STATED PROBLEM A:
Rewrite the stretch of the records below from the start through the line containing "split-pace-bar — [172, 147, 378, 187]" as a Markdown table with the columns Row and Line, omitting blank lines.

═════ ARTICLE

Channels

Photo: Sharon Tzur
PM Netanyahu
Photo: Sharon Tzur

Yad Vashem slams joint Polish-Israeli statement on Polish role in Holocaust

Jerusalem's Holocaust Memorial Museum debunks accuracy of joint statement published in Yedioth Ahronoth by Israeli and Polish prime ministers, which praises WWII Polish Government-in-Exile and 'heroic acts of numerous Poles'; museum says ‘highly problematic wording’ is fraught with historical inaccuracy, contradicts ‘decades of historical research.’

The Yad Vashem Holocaust Memorial Museum lashed the “highly problematic wording” of a joint statement published by Prime Minister Benjamin Netanyahu and his Polish counterpart on Thursday morning, which was aimed at patching up a political spat that divided the countries after Poland enacted, before rescinding, a controversial Holocaust Law which criminalized suggesting Poland was complicit in Nazi crimes

 

 

“The (Israeli-Polish) statement contains highly problematic wording that contradicts existing and accepted historical knowledge in this field,” the Yad Vashem statement began.

 

“The joint statement’s wording effectively supports a narrative that research has long since disproved, namely, that the Polish Government-in-Exile and its underground arms strove indefatigably—in occupied Poland and elsewhere—to thwart the extermination of Polish Jewry,” it said in response to the segment of the joint statement that read:

 

PM Netanyahu (Photo: AP, Marc Israel Sellem)
PM Netanyahu (Photo: AP, Marc Israel Sellem)

 

“The wartime Polish Government-in-Exile attempted to stop this Nazi activity by trying to raise awareness among the Western allies to the systematic murder of the Polish Jews.”

══════════

STATED PROBLEM B:
According to the article above, why did Yad Vashem object to the wording of the joint Israeli-Polish statement?

═════ TASK DATA

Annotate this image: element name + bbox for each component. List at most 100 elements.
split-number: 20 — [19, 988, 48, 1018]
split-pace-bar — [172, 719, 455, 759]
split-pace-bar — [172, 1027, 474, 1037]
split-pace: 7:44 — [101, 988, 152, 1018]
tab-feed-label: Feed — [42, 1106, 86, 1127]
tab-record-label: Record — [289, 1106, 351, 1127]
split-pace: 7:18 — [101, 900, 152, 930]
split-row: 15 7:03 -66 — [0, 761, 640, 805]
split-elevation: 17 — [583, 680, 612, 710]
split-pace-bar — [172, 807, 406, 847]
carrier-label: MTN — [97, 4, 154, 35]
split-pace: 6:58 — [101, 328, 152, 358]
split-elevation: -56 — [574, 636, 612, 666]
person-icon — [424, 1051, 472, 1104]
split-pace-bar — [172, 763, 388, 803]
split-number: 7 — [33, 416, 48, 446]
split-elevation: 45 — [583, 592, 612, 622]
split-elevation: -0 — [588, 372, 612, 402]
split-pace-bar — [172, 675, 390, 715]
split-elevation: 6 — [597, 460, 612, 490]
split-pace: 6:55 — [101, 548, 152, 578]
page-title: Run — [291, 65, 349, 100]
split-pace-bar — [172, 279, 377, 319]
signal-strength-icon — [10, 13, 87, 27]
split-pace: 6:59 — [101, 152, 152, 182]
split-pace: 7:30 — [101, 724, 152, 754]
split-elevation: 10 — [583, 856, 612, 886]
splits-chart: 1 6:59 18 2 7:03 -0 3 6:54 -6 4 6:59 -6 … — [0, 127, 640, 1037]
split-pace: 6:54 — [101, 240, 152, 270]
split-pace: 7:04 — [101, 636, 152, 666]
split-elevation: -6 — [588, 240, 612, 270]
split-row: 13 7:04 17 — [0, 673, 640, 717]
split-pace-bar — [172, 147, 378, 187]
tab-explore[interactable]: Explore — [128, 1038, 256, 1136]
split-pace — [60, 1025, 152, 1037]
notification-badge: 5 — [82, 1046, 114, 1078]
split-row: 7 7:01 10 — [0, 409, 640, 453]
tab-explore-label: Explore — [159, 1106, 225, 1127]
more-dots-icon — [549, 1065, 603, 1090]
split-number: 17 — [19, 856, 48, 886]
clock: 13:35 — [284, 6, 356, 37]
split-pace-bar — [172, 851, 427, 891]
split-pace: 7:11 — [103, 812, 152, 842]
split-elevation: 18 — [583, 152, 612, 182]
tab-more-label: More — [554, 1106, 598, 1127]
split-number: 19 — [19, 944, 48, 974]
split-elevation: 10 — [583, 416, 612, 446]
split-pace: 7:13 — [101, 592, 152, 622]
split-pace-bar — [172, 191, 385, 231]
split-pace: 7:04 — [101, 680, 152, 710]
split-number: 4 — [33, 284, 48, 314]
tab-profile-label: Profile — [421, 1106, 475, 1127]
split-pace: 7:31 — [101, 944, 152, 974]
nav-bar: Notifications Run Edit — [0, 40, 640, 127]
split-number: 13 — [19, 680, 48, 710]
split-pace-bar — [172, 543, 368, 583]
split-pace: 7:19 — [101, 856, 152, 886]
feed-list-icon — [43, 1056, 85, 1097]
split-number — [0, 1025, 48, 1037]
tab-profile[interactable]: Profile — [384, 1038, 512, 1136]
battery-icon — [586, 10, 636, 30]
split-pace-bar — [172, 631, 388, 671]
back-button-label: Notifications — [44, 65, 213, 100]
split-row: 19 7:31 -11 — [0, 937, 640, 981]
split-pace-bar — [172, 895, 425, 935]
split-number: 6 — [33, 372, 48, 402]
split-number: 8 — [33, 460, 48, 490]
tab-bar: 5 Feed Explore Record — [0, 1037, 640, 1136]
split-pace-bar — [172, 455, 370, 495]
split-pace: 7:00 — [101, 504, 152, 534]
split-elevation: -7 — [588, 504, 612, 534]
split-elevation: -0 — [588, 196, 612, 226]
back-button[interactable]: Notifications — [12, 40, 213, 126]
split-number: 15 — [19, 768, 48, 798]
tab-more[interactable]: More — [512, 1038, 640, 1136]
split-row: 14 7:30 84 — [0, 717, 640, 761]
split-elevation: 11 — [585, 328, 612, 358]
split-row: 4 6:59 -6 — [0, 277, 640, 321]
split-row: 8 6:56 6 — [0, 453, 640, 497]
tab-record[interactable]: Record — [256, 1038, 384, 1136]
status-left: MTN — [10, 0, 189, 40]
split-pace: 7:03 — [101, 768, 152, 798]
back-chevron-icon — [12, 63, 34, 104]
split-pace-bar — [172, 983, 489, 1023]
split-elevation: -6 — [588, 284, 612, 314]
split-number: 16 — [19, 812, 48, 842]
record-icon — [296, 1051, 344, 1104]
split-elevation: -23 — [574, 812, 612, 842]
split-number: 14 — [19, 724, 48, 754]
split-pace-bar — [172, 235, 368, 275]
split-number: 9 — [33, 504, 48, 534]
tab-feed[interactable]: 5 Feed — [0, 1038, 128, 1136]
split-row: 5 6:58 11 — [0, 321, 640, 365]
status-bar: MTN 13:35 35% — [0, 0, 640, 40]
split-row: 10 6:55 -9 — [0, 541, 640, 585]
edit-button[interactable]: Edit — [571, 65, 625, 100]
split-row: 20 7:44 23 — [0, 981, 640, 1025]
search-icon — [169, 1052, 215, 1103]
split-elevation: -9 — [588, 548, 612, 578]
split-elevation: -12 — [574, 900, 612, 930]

══════════

ANSWER A:
| Row | Line |
|---|---|
| 1 | Annotate this image: element name + bbox for each component. List at most 100 elements. |
| 2 | split-number: 20 — [19, 988, 48, 1018] |
| 3 | split-pace-bar — [172, 719, 455, 759] |
| 4 | split-pace-bar — [172, 1027, 474, 1037] |
| 5 | split-pace: 7:44 — [101, 988, 152, 1018] |
| 6 | tab-feed-label: Feed — [42, 1106, 86, 1127] |
| 7 | tab-record-label: Record — [289, 1106, 351, 1127] |
| 8 | split-pace: 7:18 — [101, 900, 152, 930] |
| 9 | split-row: 15 7:03 -66 — [0, 761, 640, 805] |
| 10 | split-elevation: 17 — [583, 680, 612, 710] |
| 11 | split-pace-bar — [172, 807, 406, 847] |
| 12 | carrier-label: MTN — [97, 4, 154, 35] |
| 13 | split-pace: 6:58 — [101, 328, 152, 358] |
| 14 | split-elevation: -56 — [574, 636, 612, 666] |
| 15 | person-icon — [424, 1051, 472, 1104] |
| 16 | split-pace-bar — [172, 763, 388, 803] |
| 17 | split-number: 7 — [33, 416, 48, 446] |
| 18 | split-elevation: 45 — [583, 592, 612, 622] |
| 19 | split-elevation: -0 — [588, 372, 612, 402] |
| 20 | split-pace-bar — [172, 675, 390, 715] |
| 21 | split-elevation: 6 — [597, 460, 612, 490] |
| 22 | split-pace: 6:55 — [101, 548, 152, 578] |
| 23 | page-title: Run — [291, 65, 349, 100] |
| 24 | split-pace-bar — [172, 279, 377, 319] |
| 25 | signal-strength-icon — [10, 13, 87, 27] |
| 26 | split-pace: 6:59 — [101, 152, 152, 182] |
| 27 | split-pace: 7:30 — [101, 724, 152, 754] |
| 28 | split-elevation: 10 — [583, 856, 612, 886] |
| 29 | splits-chart: 1 6:59 18 2 7:03 -0 3 6:54 -6 4 6:59 -6 … — [0, 127, 640, 1037] |
| 30 | split-pace: 6:54 — [101, 240, 152, 270] |
| 31 | split-pace: 7:04 — [101, 636, 152, 666] |
| 32 | split-elevation: -6 — [588, 240, 612, 270] |
| 33 | split-row: 13 7:04 17 — [0, 673, 640, 717] |
| 34 | split-pace-bar — [172, 147, 378, 187] |

ANSWER B:
Yad Vashem said the wording contradicts existing and accepted historical knowledge. In its view, the wording effectively supports a narrative that research has long since disproved: that the Polish Government-in-Exile and its underground arms strove indefatigably to thwart the extermination of Polish Jewry.